VÖ: 30.04.2026
Label: Apollon Records Prog
Autor: Kerbinator
Bewertung: 8 / 10
Die norwegischen Mellotron-Liebhaber 35 Tapes sind zurück mit ihrem vierten Studiowerk „Veil On Life“. Nicht umsonst hat man sich ja nach den 35 Bändern des Mellotron benannt und auch auf dem neuen Album spielt dieses Instrument wieder eine erhebliche Rolle. Sechs Songs, die erneut wunderbar den Progrock der 70er Jahre mit modernerem Artrock verbinden, zieren den Dreher, die mit 6 – 8 Minuten Länge dem progressiven Anspruch gerecht werden, ohne sich in einem wirklichen Longtrack zu verlieren.
Mit einer schönen, verspielten Gitarrenmelodie fängt’s an bei „Hallway“ und der erneut etwas floydige Gesang von Jarle Wangen schiebt den Track in etwaige, ja…Pink Floyd Bahnen. Dazu gehören ebenso feines Keyboard/Mellotron-Spiel, ein reichlich verträumter Refrain, sowie verklärte Stimmung mit feinen Melodien und letztendlich melancholicher Slide-Gitarre. Morten Lund und Andreas Eriksen eröffnen „Water“ mit ihrem Tasten-Spiel, der zunächst ruhige Gesang geht über in mehrstimmigen. Flötenklänge sphärischer Art und ein etwas zerfahren wirkender dynamischer Part suggerieren Anspruch. Den man mit einem mystischen Gitarrensolo zu Ende führt.
Verspielte Klänge, trauriger Gesang lässt „Brise Vole“ zunächst berührend starten. Alsbald setzt aber flottes Mellotron ein, der sphärische Gitarrenpart mündet erneut in ein mystisches Solo. Bevor das Stück mit einem eher düstereren Part und melancholischem Gesang endet. Immer wieder wird man bei 35 Tapes auch an ältere Spocks Beard erinnert und eben an die 70er/80er-Jahre Floyd. Ein wenig hektisches Piano wird zu Beginn von „Borrowed Time“ ausgepackt. Der hier recht straighte Gesang wird durch abgehackte Rhyhtmen aber auch atmosphärische Stimmung getragen, Spinett-Klänge setzen weitere Farbtupfer.

VORLIEGENDE ZEILEN
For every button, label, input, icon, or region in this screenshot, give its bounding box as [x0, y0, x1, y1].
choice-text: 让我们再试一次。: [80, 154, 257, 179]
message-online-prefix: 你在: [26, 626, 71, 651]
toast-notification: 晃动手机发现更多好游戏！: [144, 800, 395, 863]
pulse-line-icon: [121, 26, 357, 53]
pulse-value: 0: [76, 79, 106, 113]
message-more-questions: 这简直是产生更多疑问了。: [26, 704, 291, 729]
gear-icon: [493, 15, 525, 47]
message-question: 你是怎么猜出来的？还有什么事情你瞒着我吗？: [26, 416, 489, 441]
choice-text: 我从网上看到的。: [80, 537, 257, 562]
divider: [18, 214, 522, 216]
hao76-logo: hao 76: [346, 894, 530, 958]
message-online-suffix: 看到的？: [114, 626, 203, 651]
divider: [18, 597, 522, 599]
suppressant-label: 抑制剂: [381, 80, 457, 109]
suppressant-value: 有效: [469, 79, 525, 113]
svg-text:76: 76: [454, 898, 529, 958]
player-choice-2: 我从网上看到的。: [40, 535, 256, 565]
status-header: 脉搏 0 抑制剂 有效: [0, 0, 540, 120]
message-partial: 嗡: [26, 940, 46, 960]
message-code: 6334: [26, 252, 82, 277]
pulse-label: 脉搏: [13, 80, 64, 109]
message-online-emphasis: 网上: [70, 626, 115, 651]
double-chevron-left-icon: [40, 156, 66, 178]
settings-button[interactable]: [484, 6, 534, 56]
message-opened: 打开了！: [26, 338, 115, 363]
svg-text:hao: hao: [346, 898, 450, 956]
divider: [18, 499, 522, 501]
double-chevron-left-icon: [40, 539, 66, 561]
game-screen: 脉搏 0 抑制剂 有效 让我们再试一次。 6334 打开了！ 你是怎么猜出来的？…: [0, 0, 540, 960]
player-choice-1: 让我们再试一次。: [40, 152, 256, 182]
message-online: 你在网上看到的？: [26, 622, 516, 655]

ÜBUNGSAUFGABEN
A. Gib den Abschnitt der Rezension wortgetreu wieder, beginnend mit „VÖ: 30.04.2026“ und weiter bis einschließlich „Longtrack zu verlieren.“.
B. Bitte führe die Rezension zu „Veil On Life“ im Anschluss an ihren letzten Satz fort.
Die Zeilen stehen in keinem Zusammenhang mit der Rezension.

ANTWORTEN DER REIHE NACH
A.
VÖ: 30.04.2026
Label: Apollon Records Prog
Autor: Kerbinator
Bewertung: 8 / 10
Die norwegischen Mellotron-Liebhaber 35 Tapes sind zurück mit ihrem vierten Studiowerk „Veil On Life“. Nicht umsonst hat man sich ja nach den 35 Bändern des Mellotron benannt und auch auf dem neuen Album spielt dieses Instrument wieder eine erhebliche Rolle. Sechs Songs, die erneut wunderbar den Progrock der 70er Jahre mit modernerem Artrock verbinden, zieren den Dreher, die mit 6 – 8 Minuten Länge dem progressiven Anspruch gerecht werden, ohne sich in einem wirklichen Longtrack zu verlieren.

B.
Mehr entspannt geht’s zu bei „Clueless“, einer Nummer mit verspielte Klängen und ruhigem, wieder an David Gilmour erinnernden Gesang. Die 35 Tapes beenden „Veil On Life“ mit sphärischem Gitarrenintro, wunderbaren Melodien, ruhigem Gesang und Piano. Gepaart mit wallenden Synthie-Klängen und zum Ende hin mit verzerrten Vocals und harten, gar kratzigen Gitarrenanschlägen.
35 Tapes machen im Prinzip da weiter, wo man mit „Fabric Of Time“ aufgehört hat. Schöner, belebender Progrock, der viel 70er Jahre Luft atmet aber auch aktuelle Sounds durchaus versteht. Musikalisch sind großartige Könner am Werk, auch wenn sich jeder Einzelne der Gesamtkunst unterordnet. Die Empfehlung für Progfans kann nur lauten: 35 Tapes spätestens jetzt entdecken !!